◆ **TASK DESCRIPTION**
Each line of the listing that contains the word "Nenngröße" is to be copied.

◆ **ITEMS**
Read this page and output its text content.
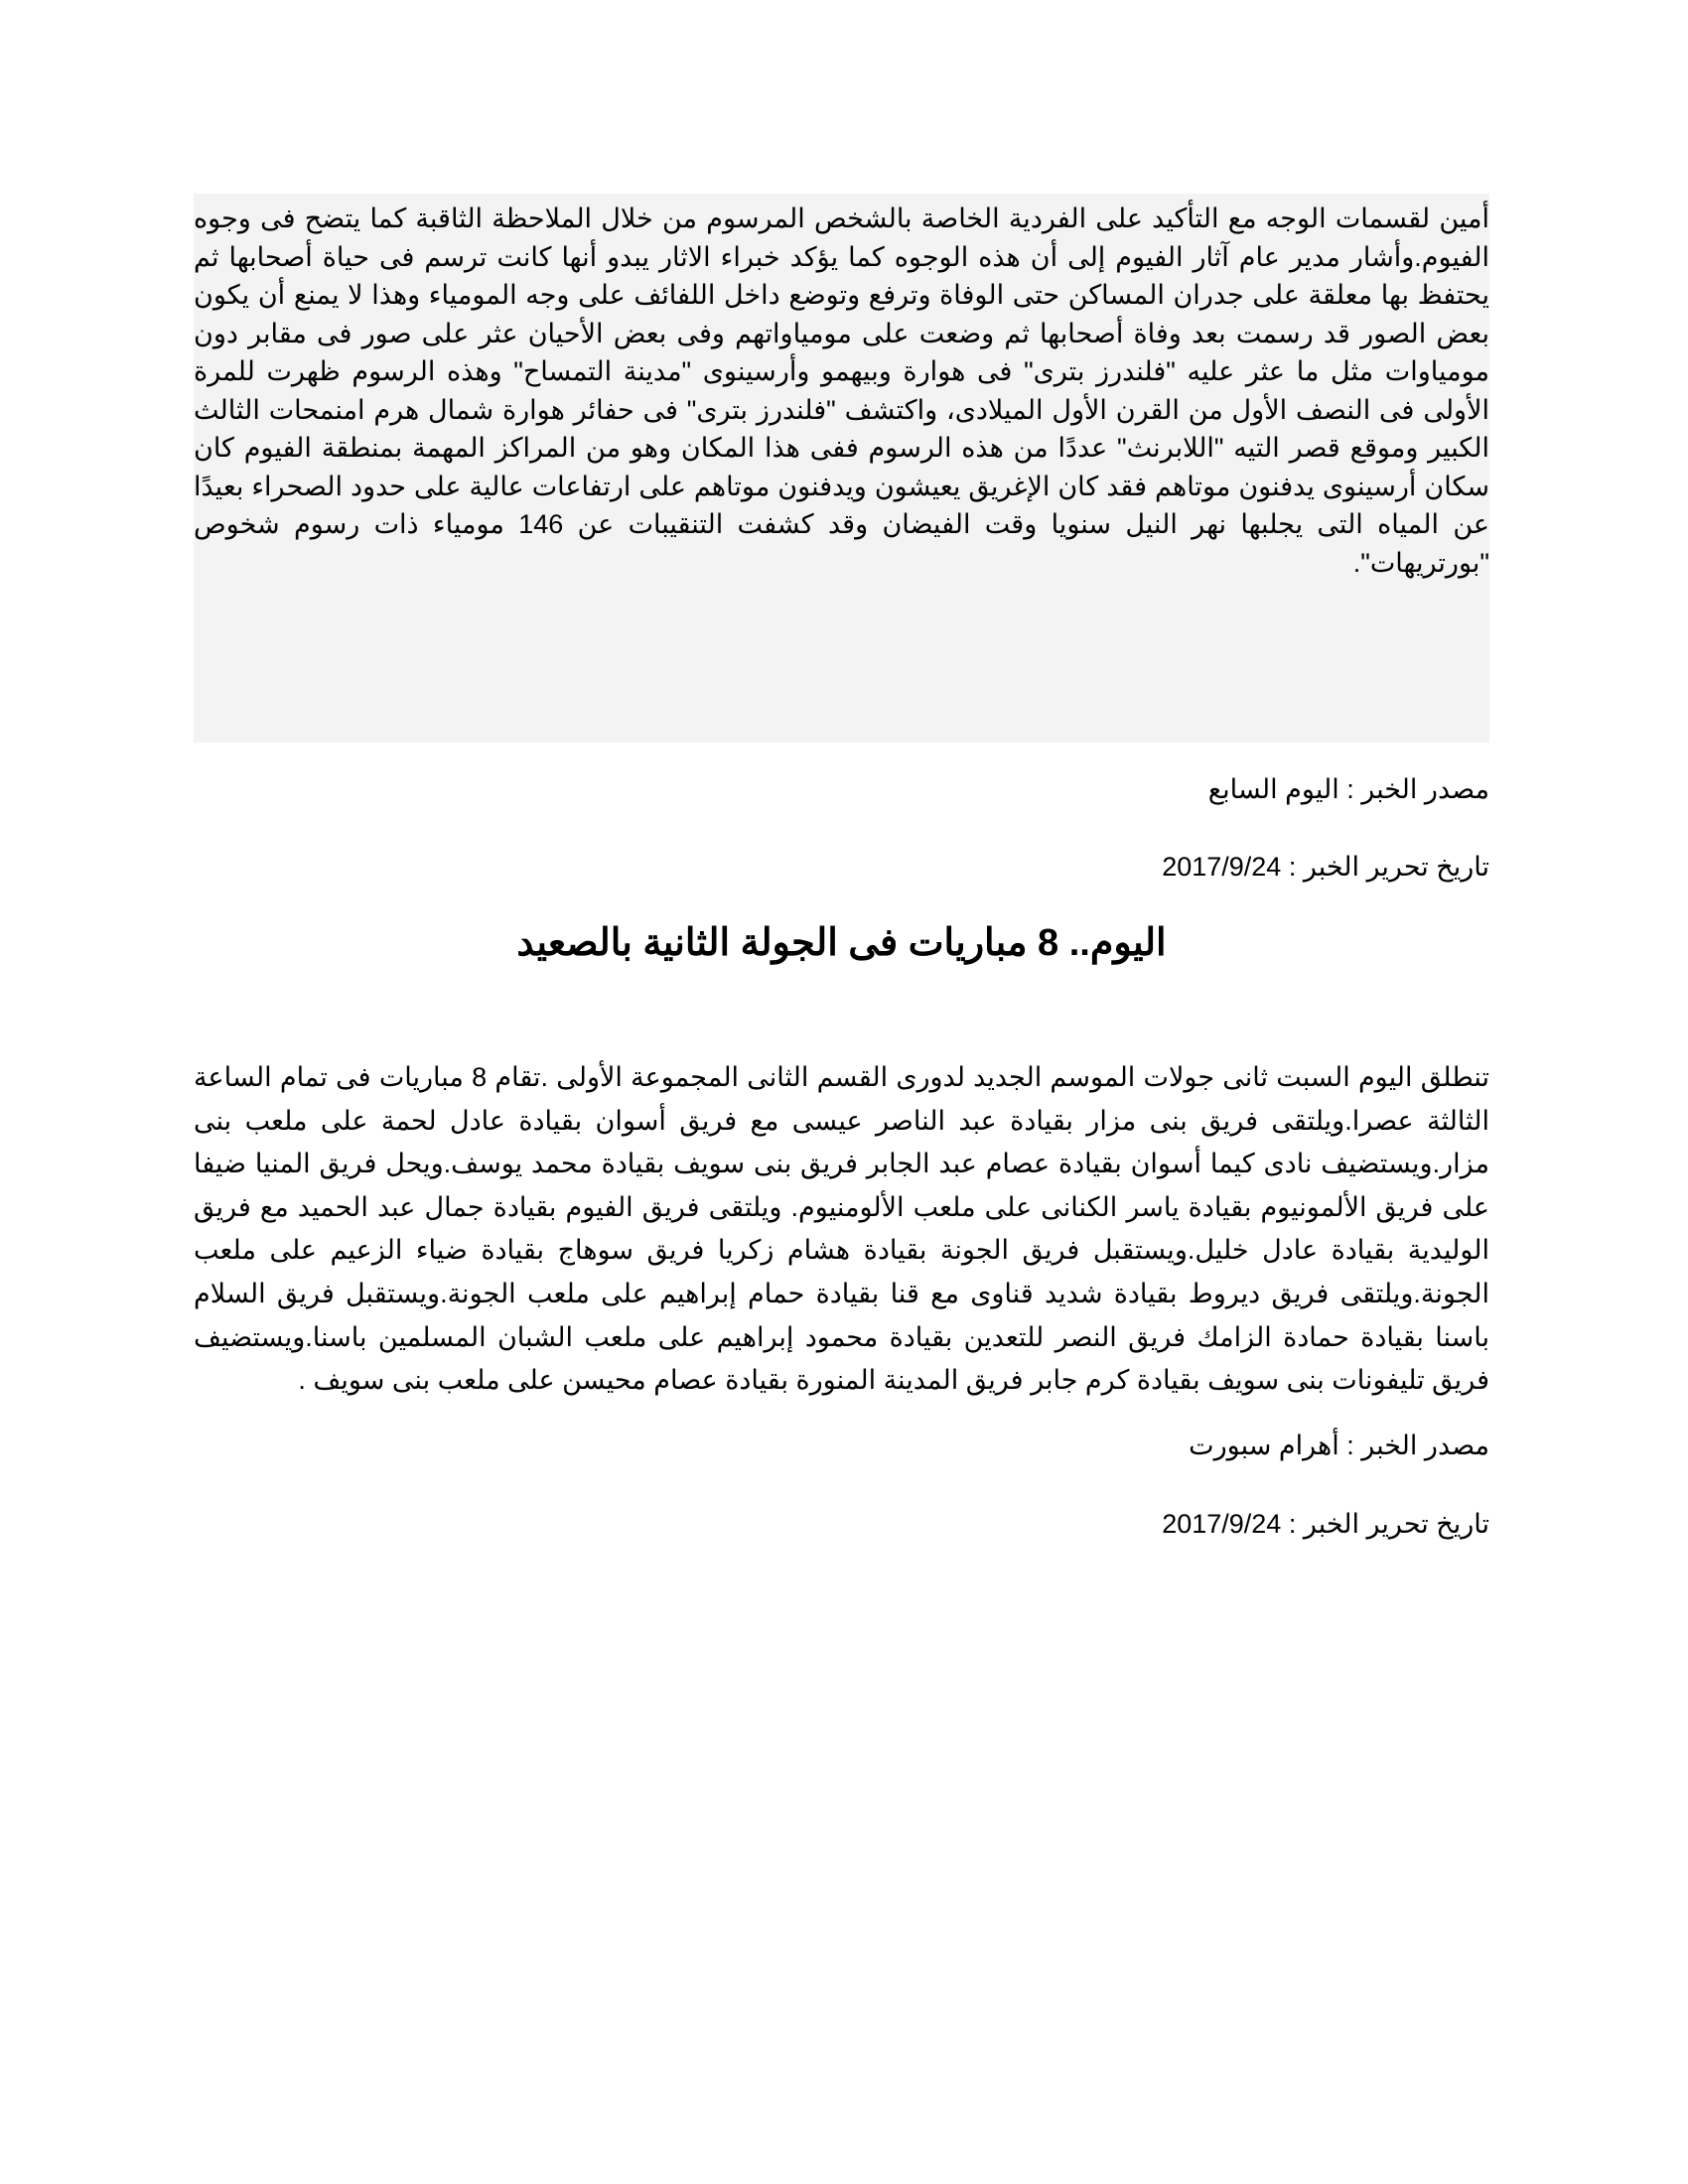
أمين لقسمات الوجه مع التأكيد على الفردية الخاصة بالشخص المرسوم من خلال الملاحظة الثاقبة كما يتضح فى وجوه الفيوم.وأشار مدير عام آثار الفيوم إلى أن هذه الوجوه كما يؤكد خبراء الاثار يبدو أنها كانت ترسم فى حياة أصحابها ثم يحتفظ بها معلقة على جدران المساكن حتى الوفاة وترفع وتوضع داخل اللفائف على وجه المومياء وهذا لا يمنع أن يكون بعض الصور قد رسمت بعد وفاة أصحابها ثم وضعت على مومياواتهم وفى بعض الأحيان عثر على صور فى مقابر دون مومياوات مثل ما عثر عليه "فلندرز بترى" فى هوارة وبيهمو وأرسينوى "مدينة التمساح" وهذه الرسوم ظهرت للمرة الأولى فى النصف الأول من القرن الأول الميلادى، واكتشف "فلندرز بترى" فى حفائر هوارة شمال هرم امنمحات الثالث الكبير وموقع قصر التيه "اللابرنث" عددًا من هذه الرسوم ففى هذا المكان وهو من المراكز المهمة بمنطقة الفيوم كان سكان أرسينوى يدفنون موتاهم فقد كان الإغريق يعيشون ويدفنون موتاهم على ارتفاعات عالية على حدود الصحراء بعيدًا عن المياه التى يجلبها نهر النيل سنويا وقت الفيضان وقد كشفت التنقيبات عن 146 مومياء ذات رسوم شخوص "بورتريهات".

مصدر الخبر : اليوم السابع

تاريخ تحرير الخبر : 2017/9/24

اليوم.. 8 مباريات فى الجولة الثانية بالصعيد

تنطلق اليوم السبت ثانى جولات الموسم الجديد لدورى القسم الثانى المجموعة الأولى .تقام 8 مباريات فى تمام الساعة الثالثة عصرا.ويلتقى فريق بنى مزار بقيادة عبد الناصر عيسى مع فريق أسوان بقيادة عادل لحمة على ملعب بنى مزار.ويستضيف نادى كيما أسوان بقيادة عصام عبد الجابر فريق بنى سويف بقيادة محمد يوسف.ويحل فريق المنيا ضيفا على فريق الألمونيوم بقيادة ياسر الكنانى على ملعب الألومنيوم. ويلتقى فريق الفيوم بقيادة جمال عبد الحميد مع فريق الوليدية بقيادة عادل خليل.ويستقبل فريق الجونة بقيادة هشام زكريا فريق سوهاج بقيادة ضياء الزعيم على ملعب الجونة.ويلتقى فريق ديروط بقيادة شديد قناوى مع قنا بقيادة حمام إبراهيم على ملعب الجونة.ويستقبل فريق السلام باسنا بقيادة حمادة الزامك فريق النصر للتعدين بقيادة محمود إبراهيم على ملعب الشبان المسلمين باسنا.ويستضيف فريق تليفونات بنى سويف بقيادة كرم جابر فريق المدينة المنورة بقيادة عصام محيسن على ملعب بنى سويف .

مصدر الخبر : أهرام سبورت

تاريخ تحرير الخبر : 2017/9/24
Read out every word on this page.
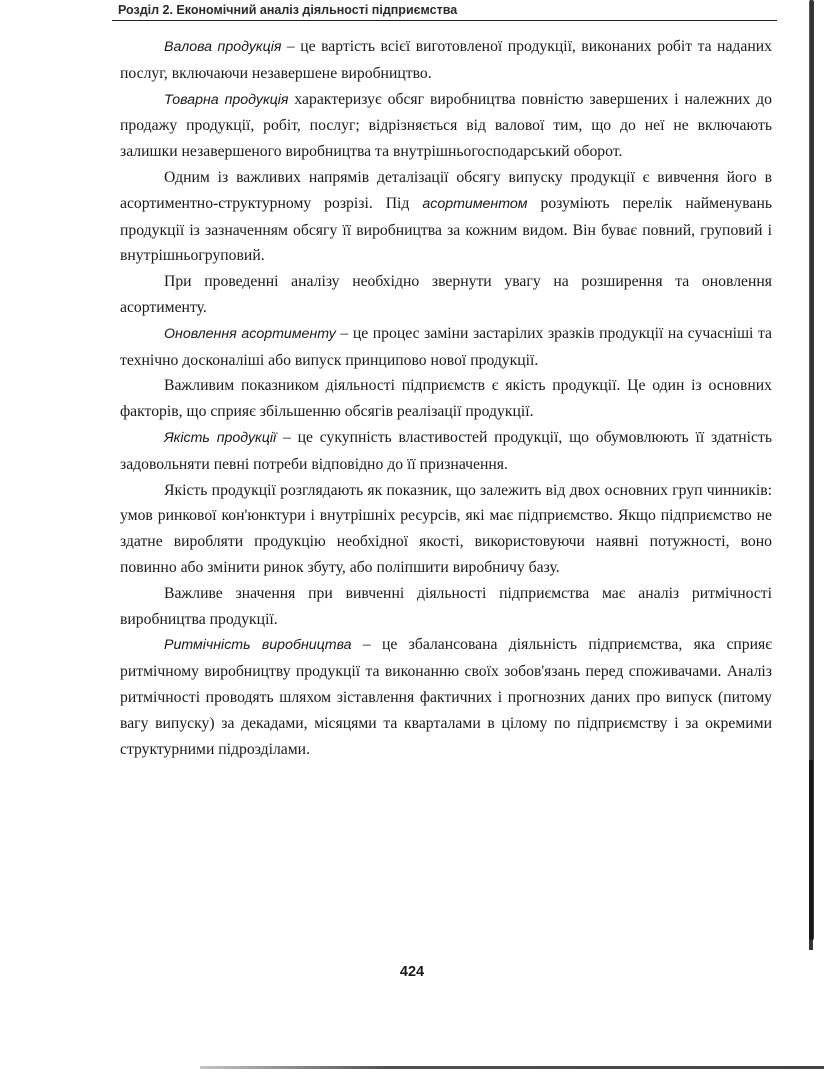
Розділ 2. Економічний аналіз діяльності підприємства

Валова продукція – це вартість всієї виготовленої продукції, виконаних робіт та наданих послуг, включаючи незавершене виробництво.

Товарна продукція характеризує обсяг виробництва повністю завершених і належних до продажу продукції, робіт, послуг; відрізняється від валової тим, що до неї не включають залишки незавершеного виробництва та внутрішньогосподарський оборот.

Одним із важливих напрямів деталізації обсягу випуску продукції є вивчення його в асортиментно-структурному розрізі. Під асортиментом розуміють перелік найменувань продукції із зазначенням обсягу її виробництва за кожним видом. Він буває повний, груповий і внутрішньогруповий.

При проведенні аналізу необхідно звернути увагу на розширення та оновлення асортименту.

Оновлення асортименту – це процес заміни застарілих зразків продукції на сучасніші та технічно досконаліші або випуск принципово нової продукції.

Важливим показником діяльності підприємств є якість продукції. Це один із основних факторів, що сприяє збільшенню обсягів реалізації продукції.

Якість продукції – це сукупність властивостей продукції, що обумовлюють її здатність задовольняти певні потреби відповідно до її призначення.

Якість продукції розглядають як показник, що залежить від двох основних груп чинників: умов ринкової кон'юнктури і внутрішніх ресурсів, які має підприємство. Якщо підприємство не здатне виробляти продукцію необхідної якості, використовуючи наявні потужності, воно повинно або змінити ринок збуту, або поліпшити виробничу базу.

Важливе значення при вивченні діяльності підприємства має аналіз ритмічності виробництва продукції.

Ритмічність виробництва – це збалансована діяльність підприємства, яка сприяє ритмічному виробництву продукції та виконанню своїх зобов'язань перед споживачами. Аналіз ритмічності проводять шляхом зіставлення фактичних і прогнозних даних про випуск (питому вагу випуску) за декадами, місяцями та кварталами в цілому по підприємству і за окремими структурними підрозділами.

424
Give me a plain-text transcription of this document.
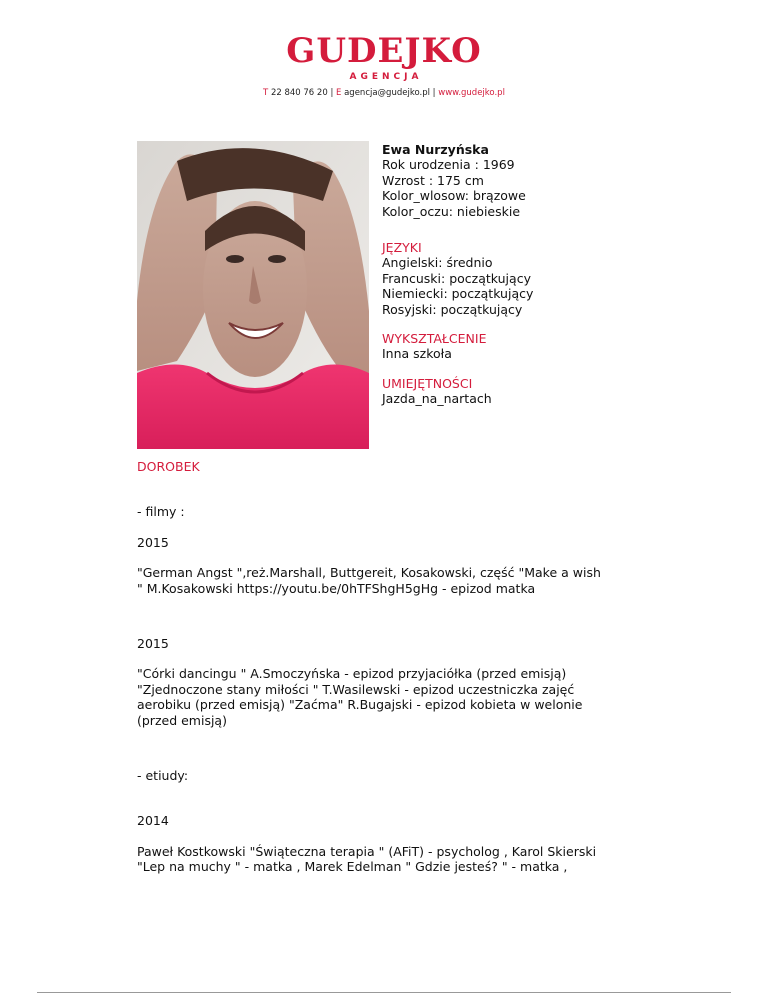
GUDEJKO
AGENCJA
T 22 840 76 20 | E agencja@gudejko.pl | www.gudejko.pl
Ewa Nurzyńska
Rok urodzenia : 1969
Wzrost : 175 cm
Kolor_wlosow: brązowe
Kolor_oczu: niebieskie
JĘZYKI
Angielski: średnio
Francuski: początkujący
Niemiecki: początkujący
Rosyjski: początkujący
WYKSZTAŁCENIE
Inna szkoła
UMIEJĘTNOŚCI
Jazda_na_nartach

DOROBEK

- filmy :

2015

"German Angst ",reż.Marshall, Buttgereit, Kosakowski, część "Make a wish

" M.Kosakowski https://youtu.be/0hTFShgH5gHg - epizod matka

2015

"Córki dancingu " A.Smoczyńska - epizod przyjaciółka (przed emisją)

"Zjednoczone stany miłości " T.Wasilewski - epizod uczestniczka zajęć

aerobiku (przed emisją) "Zaćma" R.Bugajski - epizod kobieta w welonie

(przed emisją)

- etiudy:

2014

Paweł Kostkowski "Świąteczna terapia " (AFiT) - psycholog , Karol Skierski

"Lep na muchy " - matka , Marek Edelman " Gdzie jesteś? " - matka ,
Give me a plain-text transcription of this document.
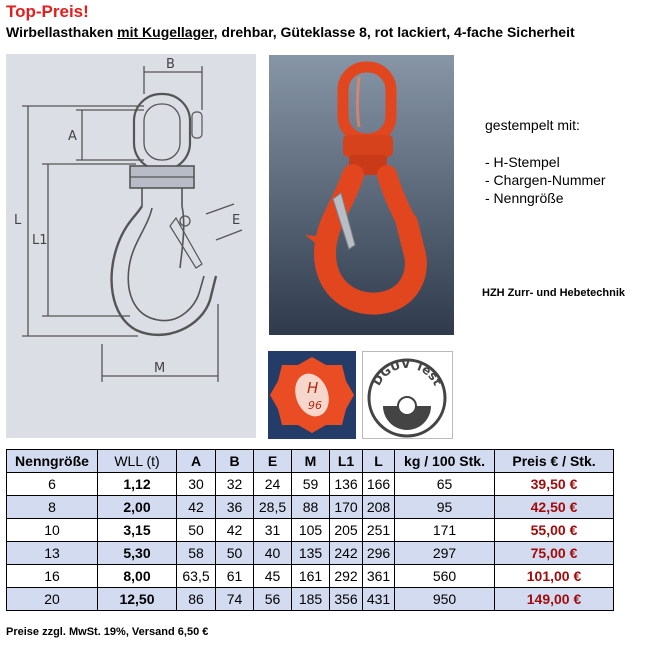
Top-Preis!
Wirbellasthaken mit Kugellager, drehbar, Güteklasse 8, rot lackiert, 4-fache Sicherheit
B
A
L
L1
E
M
H
96
DGUV Test
gestempelt mit:
- H-Stempel
- Chargen-Nummer
- Nenngröße
HZH Zurr- und Hebetechnik
Nenngröße	WLL (t)	A	B	E	M	L1	L	kg / 100 Stk.	Preis € / Stk.
6	1,12	30	32	24	59	136	166	65	39,50 €
8	2,00	42	36	28,5	88	170	208	95	42,50 €
10	3,15	50	42	31	105	205	251	171	55,00 €
13	5,30	58	50	40	135	242	296	297	75,00 €
16	8,00	63,5	61	45	161	292	361	560	101,00 €
20	12,50	86	74	56	185	356	431	950	149,00 €
Preise zzgl. MwSt. 19%, Versand 6,50 €
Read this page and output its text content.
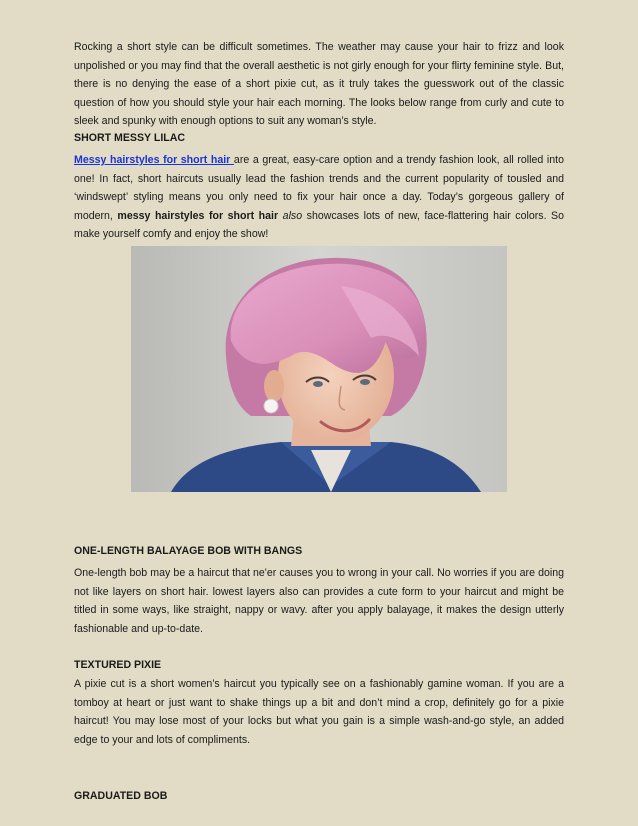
Rocking a short style can be difficult sometimes. The weather may cause your hair to frizz and look unpolished or you may find that the overall aesthetic is not girly enough for your flirty feminine style. But, there is no denying the ease of a short pixie cut, as it truly takes the guesswork out of the classic question of how you should style your hair each morning. The looks below range from curly and cute to sleek and spunky with enough options to suit any woman’s style.

SHORT MESSY LILAC

Messy hairstyles for short hair are a great, easy-care option and a trendy fashion look, all rolled into one! In fact, short haircuts usually lead the fashion trends and the current popularity of tousled and ‘windswept’ styling means you only need to fix your hair once a day. Today’s gorgeous gallery of modern, messy hairstyles for short hair also showcases lots of new, face-flattering hair colors. So make yourself comfy and enjoy the show!

ONE-LENGTH BALAYAGE BOB WITH BANGS

One-length bob may be a haircut that ne'er causes you to wrong in your call. No worries if you are doing not like layers on short hair. lowest layers also can provides a cute form to your haircut and might be titled in some ways, like straight, nappy or wavy. after you apply balayage, it makes the design utterly fashionable and up-to-date.

TEXTURED PIXIE

A pixie cut is a short women’s haircut you typically see on a fashionably gamine woman. If you are a tomboy at heart or just want to shake things up a bit and don’t mind a crop, definitely go for a pixie haircut! You may lose most of your locks but what you gain is a simple wash-and-go style, an added edge to your and lots of compliments.

GRADUATED BOB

◆ **RESULT**
- Nenngröße
Nenngröße	WLL (t)	A	B	E	M	L1	L	kg / 100 Stk.	Preis € / Stk.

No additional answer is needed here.